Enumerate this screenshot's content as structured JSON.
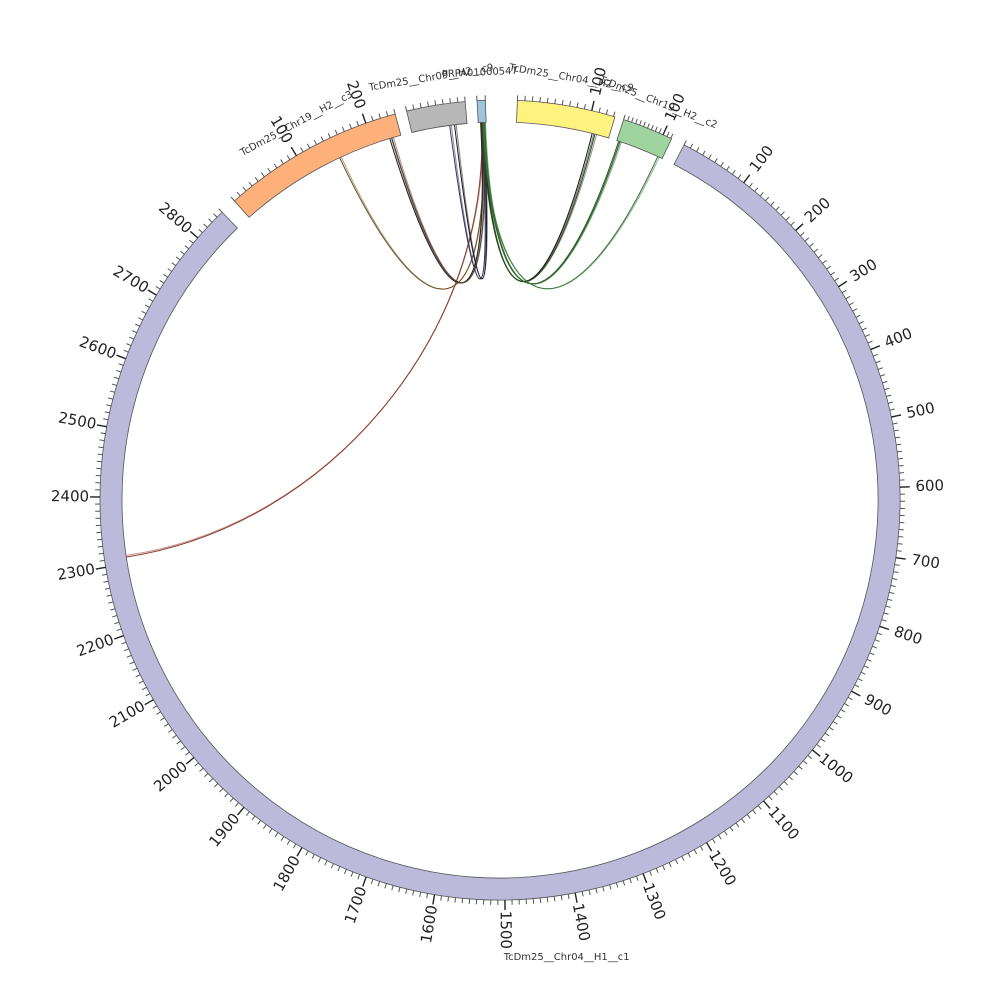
{
  "segments": [
    {
      "id": "c1",
      "name": "TcDm25__Chr04__H1__c1",
      "length": 2850,
      "color": "#bcbadb",
      "tickLabels": true
    },
    {
      "id": "c3",
      "name": "TcDm25__Chr19__H2__c3",
      "length": 240,
      "color": "#fdb07a",
      "tickLabels": true
    },
    {
      "id": "c9b",
      "name": "TcDm25__Chr09__H2__c9",
      "length": 80,
      "color": "#b7b7b7",
      "tickLabels": false
    },
    {
      "id": "pp",
      "name": "PRPA01000547",
      "length": 10,
      "color": "#9fc4dc",
      "tickLabels": false
    },
    {
      "id": "c9",
      "name": "TcDm25__Chr04__H2__c9",
      "length": 132,
      "color": "#fff27f",
      "tickLabels": true
    },
    {
      "id": "c2",
      "name": "TcDm25__Chr19__H2__c2",
      "length": 122,
      "color": "#9fd49f",
      "tickLabels": true
    }
  ],
  "links": [
    {
      "from": "c1",
      "from_pos": 2310,
      "to": "pp",
      "to_pos": 4,
      "color": "#8b3a2a"
    },
    {
      "from": "c3",
      "from_pos": 150,
      "to": "pp",
      "to_pos": 5,
      "color": "#6b4f1d"
    },
    {
      "from": "c3",
      "from_pos": 224,
      "to": "pp",
      "to_pos": 3,
      "color": "#222222"
    },
    {
      "from": "c3",
      "from_pos": 227,
      "to": "pp",
      "to_pos": 6,
      "color": "#5a3a2a"
    },
    {
      "from": "c9b",
      "from_pos": 55,
      "to": "pp",
      "to_pos": 5,
      "color": "#333366"
    },
    {
      "from": "c9b",
      "from_pos": 62,
      "to": "pp",
      "to_pos": 7,
      "color": "#1a1a1a"
    },
    {
      "from": "c9",
      "from_pos": 108,
      "to": "pp",
      "to_pos": 6,
      "color": "#111111"
    },
    {
      "from": "c9",
      "from_pos": 112,
      "to": "pp",
      "to_pos": 5,
      "color": "#2a4a1a"
    },
    {
      "from": "c2",
      "from_pos": 5,
      "to": "pp",
      "to_pos": 7,
      "color": "#1f5a1f"
    },
    {
      "from": "c2",
      "from_pos": 8,
      "to": "pp",
      "to_pos": 8,
      "color": "#2f6a2f"
    },
    {
      "from": "c2",
      "from_pos": 110,
      "to": "pp",
      "to_pos": 6,
      "color": "#3a7a3a"
    }
  ]
}
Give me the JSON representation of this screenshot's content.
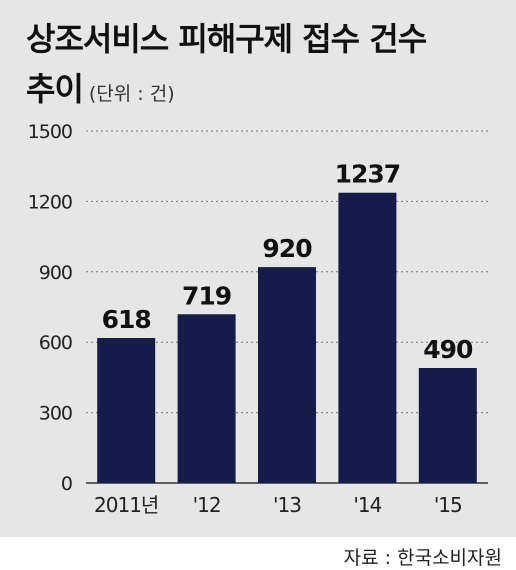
{
  "title": {
    "line1": "상조서비스 피해구제 접수 건수",
    "line2": "추이",
    "unit": "(단위 : 건)"
  },
  "source": "자료 : 한국소비자원",
  "colors": {
    "bar": "#151c4a",
    "background": "#e6e6e6",
    "grid": "#777777"
  },
  "chart_data": {
    "type": "bar",
    "categories": [
      "2011년",
      "'12",
      "'13",
      "'14",
      "'15"
    ],
    "values": [
      618,
      719,
      920,
      1237,
      490
    ],
    "ylim": [
      0,
      1500
    ],
    "yticks": [
      0,
      300,
      600,
      900,
      1200,
      1500
    ],
    "grid": "dashed horizontal"
  }
}
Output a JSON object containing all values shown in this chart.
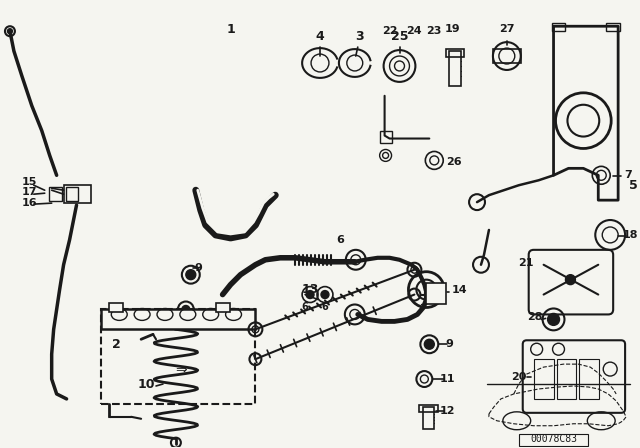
{
  "bg_color": "#f5f5f0",
  "line_color": "#1a1a1a",
  "fig_width": 6.4,
  "fig_height": 4.48,
  "dpi": 100,
  "diagram_code": "00078C83"
}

═══

WORK TO BE COMPLETED: With the pictures left out, transcribe the material exactly.

WRITTEN ANSWER:
Enumerate this screenshot's content as structured JSON.
{
  "segments": [
    {
      "id": "c1",
      "name": "TcDm25__Chr04__H1__c1",
      "length": 2850,
      "color": "#bcbadb",
      "tickLabels": true
    },
    {
      "id": "c3",
      "name": "TcDm25__Chr19__H2__c3",
      "length": 240,
      "color": "#fdb07a",
      "tickLabels": true
    },
    {
      "id": "c9b",
      "name": "TcDm25__Chr09__H2__c9",
      "length": 80,
      "color": "#b7b7b7",
      "tickLabels": false
    },
    {
      "id": "pp",
      "name": "PRPA01000547",
      "length": 10,
      "color": "#9fc4dc",
      "tickLabels": false
    },
    {
      "id": "c9",
      "name": "TcDm25__Chr04__H2__c9",
      "length": 132,
      "color": "#fff27f",
      "tickLabels": true
    },
    {
      "id": "c2",
      "name": "TcDm25__Chr19__H2__c2",
      "length": 122,
      "color": "#9fd49f",
      "tickLabels": true
    }
  ],
  "links": [
    {
      "from": "c1",
      "from_pos": 2310,
      "to": "pp",
      "to_pos": 4,
      "color": "#8b3a2a"
    },
    {
      "from": "c3",
      "from_pos": 150,
      "to": "pp",
      "to_pos": 5,
      "color": "#6b4f1d"
    },
    {
      "from": "c3",
      "from_pos": 224,
      "to": "pp",
      "to_pos": 3,
      "color": "#222222"
    },
    {
      "from": "c3",
      "from_pos": 227,
      "to": "pp",
      "to_pos": 6,
      "color": "#5a3a2a"
    },
    {
      "from": "c9b",
      "from_pos": 55,
      "to": "pp",
      "to_pos": 5,
      "color": "#333366"
    },
    {
      "from": "c9b",
      "from_pos": 62,
      "to": "pp",
      "to_pos": 7,
      "color": "#1a1a1a"
    },
    {
      "from": "c9",
      "from_pos": 108,
      "to": "pp",
      "to_pos": 6,
      "color": "#111111"
    },
    {
      "from": "c9",
      "from_pos": 112,
      "to": "pp",
      "to_pos": 5,
      "color": "#2a4a1a"
    },
    {
      "from": "c2",
      "from_pos": 5,
      "to": "pp",
      "to_pos": 7,
      "color": "#1f5a1f"
    },
    {
      "from": "c2",
      "from_pos": 8,
      "to": "pp",
      "to_pos": 8,
      "color": "#2f6a2f"
    },
    {
      "from": "c2",
      "from_pos": 110,
      "to": "pp",
      "to_pos": 6,
      "color": "#3a7a3a"
    }
  ]
}
Give me the JSON representation of this screenshot's content.
{
  "title": {
    "line1": "상조서비스 피해구제 접수 건수",
    "line2": "추이",
    "unit": "(단위 : 건)"
  },
  "source": "자료 : 한국소비자원",
  "colors": {
    "bar": "#151c4a",
    "background": "#e6e6e6",
    "grid": "#777777"
  },
  "chart_data": {
    "type": "bar",
    "categories": [
      "2011년",
      "'12",
      "'13",
      "'14",
      "'15"
    ],
    "values": [
      618,
      719,
      920,
      1237,
      490
    ],
    "ylim": [
      0,
      1500
    ],
    "yticks": [
      0,
      300,
      600,
      900,
      1200,
      1500
    ],
    "grid": "dashed horizontal"
  }
}
Output a JSON object containing all values shown in this chart.
{
  "bg_color": "#f5f5f0",
  "line_color": "#1a1a1a",
  "fig_width": 6.4,
  "fig_height": 4.48,
  "dpi": 100,
  "diagram_code": "00078C83"
}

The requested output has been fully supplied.